--- start of Working data ---
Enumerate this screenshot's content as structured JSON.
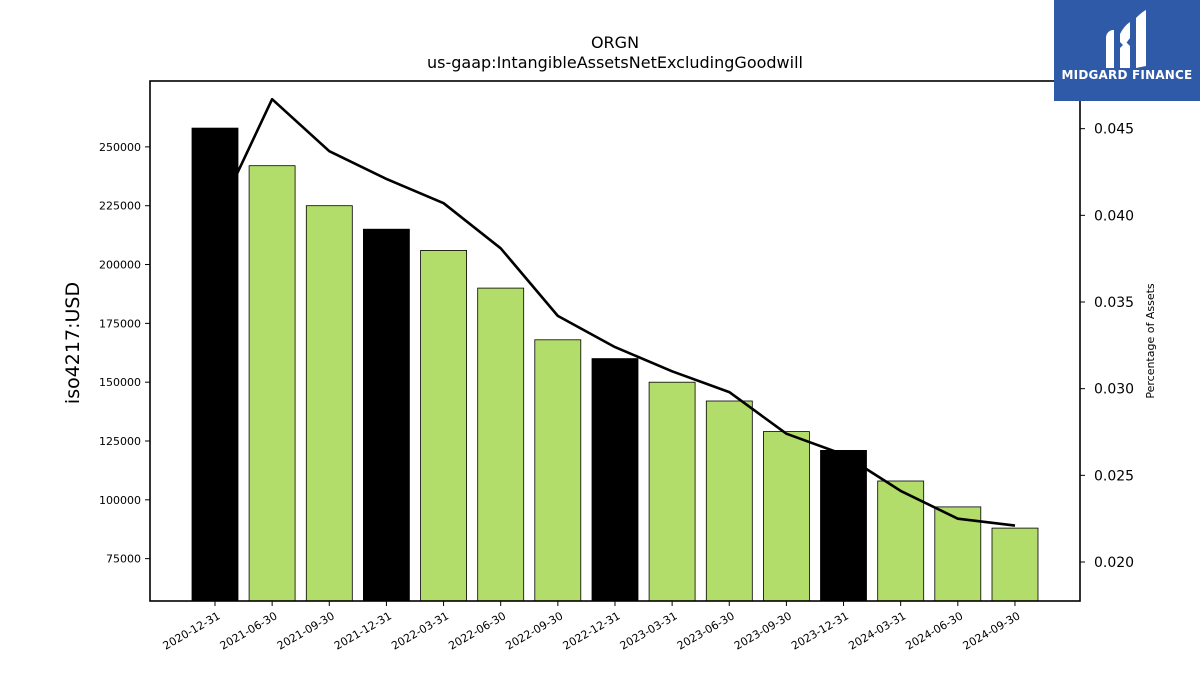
{
  "chart_data": {
    "type": "bar",
    "title": "ORGN",
    "subtitle": "us-gaap:IntangibleAssetsNetExcludingGoodwill",
    "ylabel": "iso4217:USD",
    "y2label": "Percentage of Assets",
    "categories": [
      "2020-12-31",
      "2021-06-30",
      "2021-09-30",
      "2021-12-31",
      "2022-03-31",
      "2022-06-30",
      "2022-09-30",
      "2022-12-31",
      "2023-03-31",
      "2023-06-30",
      "2023-09-30",
      "2023-12-31",
      "2024-03-31",
      "2024-06-30",
      "2024-09-30"
    ],
    "values": [
      258000,
      242000,
      225000,
      215000,
      206000,
      190000,
      168000,
      160000,
      150000,
      142000,
      129000,
      121000,
      108000,
      97000,
      88000
    ],
    "bar_colors": [
      "#000000",
      "#b3dd6a",
      "#b3dd6a",
      "#000000",
      "#b3dd6a",
      "#b3dd6a",
      "#b3dd6a",
      "#000000",
      "#b3dd6a",
      "#b3dd6a",
      "#b3dd6a",
      "#000000",
      "#b3dd6a",
      "#b3dd6a",
      "#b3dd6a"
    ],
    "ylim": [
      57000,
      278000
    ],
    "yticks": [
      75000,
      100000,
      125000,
      150000,
      175000,
      200000,
      225000,
      250000
    ],
    "line": {
      "name": "Percentage of Assets",
      "values": [
        0.0397,
        0.0467,
        0.0437,
        0.0421,
        0.0407,
        0.0381,
        0.0342,
        0.0324,
        0.031,
        0.0298,
        0.0274,
        0.0262,
        0.0241,
        0.0225,
        0.0221
      ]
    },
    "y2lim": [
      0.01775,
      0.04775
    ],
    "y2ticks": [
      0.02,
      0.025,
      0.03,
      0.035,
      0.04,
      0.045
    ],
    "y2ticklabels": [
      "0.020",
      "0.025",
      "0.030",
      "0.035",
      "0.040",
      "0.045"
    ],
    "grid": false
  },
  "logo": {
    "text": "MIDGARD FINANCE"
  }
}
--- end of Working data ---
The problem:
Without the pictures, write out all of the material exactly.

Worked solution:
Enumerate this screenshot's content as structured JSON.
{
  "chart_data": {
    "type": "bar",
    "title": "ORGN",
    "subtitle": "us-gaap:IntangibleAssetsNetExcludingGoodwill",
    "ylabel": "iso4217:USD",
    "y2label": "Percentage of Assets",
    "categories": [
      "2020-12-31",
      "2021-06-30",
      "2021-09-30",
      "2021-12-31",
      "2022-03-31",
      "2022-06-30",
      "2022-09-30",
      "2022-12-31",
      "2023-03-31",
      "2023-06-30",
      "2023-09-30",
      "2023-12-31",
      "2024-03-31",
      "2024-06-30",
      "2024-09-30"
    ],
    "values": [
      258000,
      242000,
      225000,
      215000,
      206000,
      190000,
      168000,
      160000,
      150000,
      142000,
      129000,
      121000,
      108000,
      97000,
      88000
    ],
    "bar_colors": [
      "#000000",
      "#b3dd6a",
      "#b3dd6a",
      "#000000",
      "#b3dd6a",
      "#b3dd6a",
      "#b3dd6a",
      "#000000",
      "#b3dd6a",
      "#b3dd6a",
      "#b3dd6a",
      "#000000",
      "#b3dd6a",
      "#b3dd6a",
      "#b3dd6a"
    ],
    "ylim": [
      57000,
      278000
    ],
    "yticks": [
      75000,
      100000,
      125000,
      150000,
      175000,
      200000,
      225000,
      250000
    ],
    "line": {
      "name": "Percentage of Assets",
      "values": [
        0.0397,
        0.0467,
        0.0437,
        0.0421,
        0.0407,
        0.0381,
        0.0342,
        0.0324,
        0.031,
        0.0298,
        0.0274,
        0.0262,
        0.0241,
        0.0225,
        0.0221
      ]
    },
    "y2lim": [
      0.01775,
      0.04775
    ],
    "y2ticks": [
      0.02,
      0.025,
      0.03,
      0.035,
      0.04,
      0.045
    ],
    "y2ticklabels": [
      "0.020",
      "0.025",
      "0.030",
      "0.035",
      "0.040",
      "0.045"
    ],
    "grid": false
  },
  "logo": {
    "text": "MIDGARD FINANCE"
  }
}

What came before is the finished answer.